_Excerpted passage_.
============================================================

Skip to main content
Effective December 3 - NetApp adopts Microsoft’s Business-to-Customer (B2C) identity management to simplify and provide secure access to NetApp resources. For accounts that did not pre-register (prior to Dec 3) access to your NetApp data may take up to 1 hour as your legacy NSS ID is synchronized to the new B2C identity. To learn more, Read the FAQ and Watch the video.
NetApp Knowledge Base

How to perform graceful shutdown and power up of all ONTAP nodes in a cluster?

Views:
23,883
Visibility:
Public
Votes:
27
Category:
ontap-9
Specialty:
hw
Last Updated:

Applies to

  • ONTAP 9
  • AFF models
  • FAS models
  • Excluding MetroCluster

Description

Introduction

Several events might require a graceful shutdown of ONTAP equipment such as:

  • Scheduled site power outage
  • Data center wide maintenance
  • Physical system move
  • Preparation for future re-purposing of equipment
Prerequisites
  • This procedure is for non-MetroCluster configurations only
  • Local admin password for ONTAP 9
  • If using NetApp onboard key management (OKM), the cluster-wide passphrase available
  • Ensure SP/BMC for each controller is accessible
  • Stop all clients/hosts from accessing data on the NetApp system
  • Suspend external backup jobs
  • Personnel onsite to perform physical equipment tasks
  • General preparation for onsite maintenance
Prior to shutdown best practices
Identifying hardware components

The ONTAP system is comprised of one or more of the following components. Use the following links for helpful details and images to assist onsite personnel with locating and identifying the equipment.

Procedure

Performing graceful shutdown
Important: This procedure will shut down all nodes within the cluster and will make access to data on the cluster unavailable until the system is powered back up.
  1. Login to cluster via SSH. Otherwise, login from any node in the cluster using a local console cable.
  2. Generate a case suppression AutoSupport for the expected duration of the shutdown event and any descriptive text:

cluster1::> system node autosupport invoke -node * -type all -message "MAINT=8h Power Maintenance"

  1. Identify SP/BMC IP address of all nodes:

cluster1::> system service-processor show -node * -fields address
node address
-------------- ------------
cluster1-01 10.10.10.10
cluster1-02 10.10.10.20
cluster1-03 10.10.10.30
cluster1-04 10.10.10.40

  1. Exit cluster shell:

cluster1::> exit

  1. Connect to SP/BMC over SSH using the IP address of any node from step #3. Otherwise, connect a local console cable to the node. Login using the same cluster administrator credentials.

============================================================

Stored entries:
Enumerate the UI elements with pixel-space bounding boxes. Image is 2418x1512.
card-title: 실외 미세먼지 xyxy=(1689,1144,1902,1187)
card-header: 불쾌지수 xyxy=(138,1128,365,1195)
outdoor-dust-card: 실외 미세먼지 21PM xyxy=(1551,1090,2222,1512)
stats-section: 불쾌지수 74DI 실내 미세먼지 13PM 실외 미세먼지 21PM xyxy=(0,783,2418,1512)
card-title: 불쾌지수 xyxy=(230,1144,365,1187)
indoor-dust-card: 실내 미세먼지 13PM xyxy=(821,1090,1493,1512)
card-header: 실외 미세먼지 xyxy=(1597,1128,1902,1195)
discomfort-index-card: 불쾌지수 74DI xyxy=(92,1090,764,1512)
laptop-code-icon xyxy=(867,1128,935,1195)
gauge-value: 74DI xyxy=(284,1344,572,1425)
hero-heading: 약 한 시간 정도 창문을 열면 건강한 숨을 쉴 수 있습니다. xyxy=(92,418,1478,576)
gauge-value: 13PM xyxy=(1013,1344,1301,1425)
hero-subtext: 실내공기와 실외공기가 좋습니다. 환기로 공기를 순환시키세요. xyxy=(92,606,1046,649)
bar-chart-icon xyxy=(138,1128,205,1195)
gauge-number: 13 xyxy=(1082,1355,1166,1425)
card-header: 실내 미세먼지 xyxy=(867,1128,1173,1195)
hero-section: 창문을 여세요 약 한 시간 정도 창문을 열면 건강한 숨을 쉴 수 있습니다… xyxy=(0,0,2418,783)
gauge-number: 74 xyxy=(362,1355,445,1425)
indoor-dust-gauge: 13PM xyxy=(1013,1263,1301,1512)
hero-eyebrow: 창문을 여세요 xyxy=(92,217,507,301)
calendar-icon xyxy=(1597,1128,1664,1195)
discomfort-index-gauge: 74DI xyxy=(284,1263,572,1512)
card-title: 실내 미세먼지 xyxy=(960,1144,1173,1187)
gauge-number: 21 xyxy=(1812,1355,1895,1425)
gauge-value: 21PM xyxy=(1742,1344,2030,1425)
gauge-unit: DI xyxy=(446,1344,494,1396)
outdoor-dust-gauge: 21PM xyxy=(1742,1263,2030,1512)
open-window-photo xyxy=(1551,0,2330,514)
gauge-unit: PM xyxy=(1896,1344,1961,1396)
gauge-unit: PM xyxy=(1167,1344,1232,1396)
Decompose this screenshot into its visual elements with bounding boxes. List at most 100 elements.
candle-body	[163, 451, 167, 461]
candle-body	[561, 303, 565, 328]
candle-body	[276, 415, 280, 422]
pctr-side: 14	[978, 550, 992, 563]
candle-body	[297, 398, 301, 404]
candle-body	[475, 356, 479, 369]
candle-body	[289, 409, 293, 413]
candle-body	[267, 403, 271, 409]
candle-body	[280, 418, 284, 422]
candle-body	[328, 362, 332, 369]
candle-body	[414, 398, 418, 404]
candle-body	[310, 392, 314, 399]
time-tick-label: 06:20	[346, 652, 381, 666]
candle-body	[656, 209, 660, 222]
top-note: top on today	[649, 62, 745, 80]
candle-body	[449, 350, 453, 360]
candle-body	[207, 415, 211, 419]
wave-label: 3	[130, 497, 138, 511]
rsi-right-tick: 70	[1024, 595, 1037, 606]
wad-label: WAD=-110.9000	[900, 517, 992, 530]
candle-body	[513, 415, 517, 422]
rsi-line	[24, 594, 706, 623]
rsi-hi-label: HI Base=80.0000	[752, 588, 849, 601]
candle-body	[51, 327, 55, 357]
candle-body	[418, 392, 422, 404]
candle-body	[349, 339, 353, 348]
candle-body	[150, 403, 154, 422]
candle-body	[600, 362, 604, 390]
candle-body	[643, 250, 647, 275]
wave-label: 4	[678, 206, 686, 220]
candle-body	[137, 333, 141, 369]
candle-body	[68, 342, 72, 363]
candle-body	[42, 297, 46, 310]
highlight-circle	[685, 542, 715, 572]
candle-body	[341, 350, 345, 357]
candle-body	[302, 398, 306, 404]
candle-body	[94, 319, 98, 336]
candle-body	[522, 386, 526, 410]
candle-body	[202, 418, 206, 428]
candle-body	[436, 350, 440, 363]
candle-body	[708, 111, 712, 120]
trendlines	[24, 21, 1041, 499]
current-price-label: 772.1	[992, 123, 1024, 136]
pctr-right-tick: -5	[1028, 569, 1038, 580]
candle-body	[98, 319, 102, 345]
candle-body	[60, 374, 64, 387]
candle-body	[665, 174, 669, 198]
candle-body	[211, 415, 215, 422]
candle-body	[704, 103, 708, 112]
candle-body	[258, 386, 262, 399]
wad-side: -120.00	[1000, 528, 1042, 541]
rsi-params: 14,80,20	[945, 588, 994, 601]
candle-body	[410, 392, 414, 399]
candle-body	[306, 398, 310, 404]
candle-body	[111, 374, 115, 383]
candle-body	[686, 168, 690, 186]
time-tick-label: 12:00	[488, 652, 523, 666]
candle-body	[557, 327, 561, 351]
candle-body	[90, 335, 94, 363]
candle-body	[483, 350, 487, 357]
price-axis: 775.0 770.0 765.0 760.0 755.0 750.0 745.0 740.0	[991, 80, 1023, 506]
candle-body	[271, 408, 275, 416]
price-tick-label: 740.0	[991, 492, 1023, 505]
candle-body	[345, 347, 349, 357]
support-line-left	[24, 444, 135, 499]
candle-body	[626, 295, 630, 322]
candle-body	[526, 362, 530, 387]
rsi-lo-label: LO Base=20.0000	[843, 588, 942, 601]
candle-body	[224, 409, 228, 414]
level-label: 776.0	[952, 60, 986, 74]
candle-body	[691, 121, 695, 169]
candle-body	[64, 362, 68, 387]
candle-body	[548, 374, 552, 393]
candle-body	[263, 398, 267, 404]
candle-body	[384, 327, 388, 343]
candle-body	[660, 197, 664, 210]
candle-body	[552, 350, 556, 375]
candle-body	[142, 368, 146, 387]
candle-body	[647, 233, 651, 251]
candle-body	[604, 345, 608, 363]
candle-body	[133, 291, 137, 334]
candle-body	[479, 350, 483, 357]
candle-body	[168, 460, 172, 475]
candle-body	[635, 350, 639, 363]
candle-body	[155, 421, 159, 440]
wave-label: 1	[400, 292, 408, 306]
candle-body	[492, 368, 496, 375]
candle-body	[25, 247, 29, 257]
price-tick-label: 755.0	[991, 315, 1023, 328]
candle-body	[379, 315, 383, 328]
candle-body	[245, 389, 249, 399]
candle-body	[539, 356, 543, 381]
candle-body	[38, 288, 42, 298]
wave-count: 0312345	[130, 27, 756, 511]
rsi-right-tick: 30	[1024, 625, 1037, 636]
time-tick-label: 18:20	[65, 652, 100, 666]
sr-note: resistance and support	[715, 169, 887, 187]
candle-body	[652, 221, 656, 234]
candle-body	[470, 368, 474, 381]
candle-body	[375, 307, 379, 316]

============================================================

_What you need to do_.
a. Decide whether each statement below agrees with the ONTAP shutdown article. Answer yes or no for each one, and quote the deciding words of the article. (i) The procedure may be used on MetroCluster configurations. (ii) Once all nodes are shut down, data on the cluster cannot be accessed until the system is powered back up. (iii) External backup jobs should be suspended before the shutdown.
b. Write a continuation of the ONTAP shutdown article, starting right after its last step.

_Per-task answers_.
a.
(i) No: "This procedure is for non-MetroCluster configurations only"
(ii) Yes: "will make access to data on the cluster unavailable until the system is powered back up"
(iii) Yes: "Suspend external backup jobs"

b.
If accessing via the SP/BMC prompt, switch to system console and supply the cluster administrator credentials:

SP-login: login:
login as: admin
admin@10.10.10.10's password:
SP cluster1-01> system console
Type Ctrl-D to exit.
SP-login: admin
Password:
cluster1::>​​​​

Note: Open an SSH session window to every SP for monitoring as described in this step.

  1. Halt all the nodes in the cluster:

For most cluster configurations:

cluster1::> system node halt -node * -skip-lif-migration-before-shutdown true -ignore-quorum-warnings true -inhibit-takeover true

For clusters with StrictSync SnapMirror relationships:

cluster1::> system node halt -node * -skip-lif-migration-before-shutdown true -ignore-quorum-warnings true -inhibit-takeover true -ignore-strict-sync-warnings true
  1. Respond to the prompt for each node:

Warning: Are you sure you want to halt node "cluster1-01"?
{y|n}: y

Warning: Are you sure you want to halt node "cluster1-02"?
{y|n}: y

Warning: Are you sure you want to halt node "cluster1-03"?
{y|n}: y

Warning: Are you sure you want to halt node "cluster1-04"?
{y|n}: y

4 entries were acted on.

  1. Wait for the node to halt completely by reaching LOADER prompt:

LOADER-A/B>

  1. Connect to each node in the cluster via SP/BMC (if not already connected) or using a local console cable and confirm each node is at the LOADER prompt (as in Step 8).
  2. (Optional) Power OFF each controller from the SP/BMC prompt:

SP> system power off

See Additional Info section for more information and warnings.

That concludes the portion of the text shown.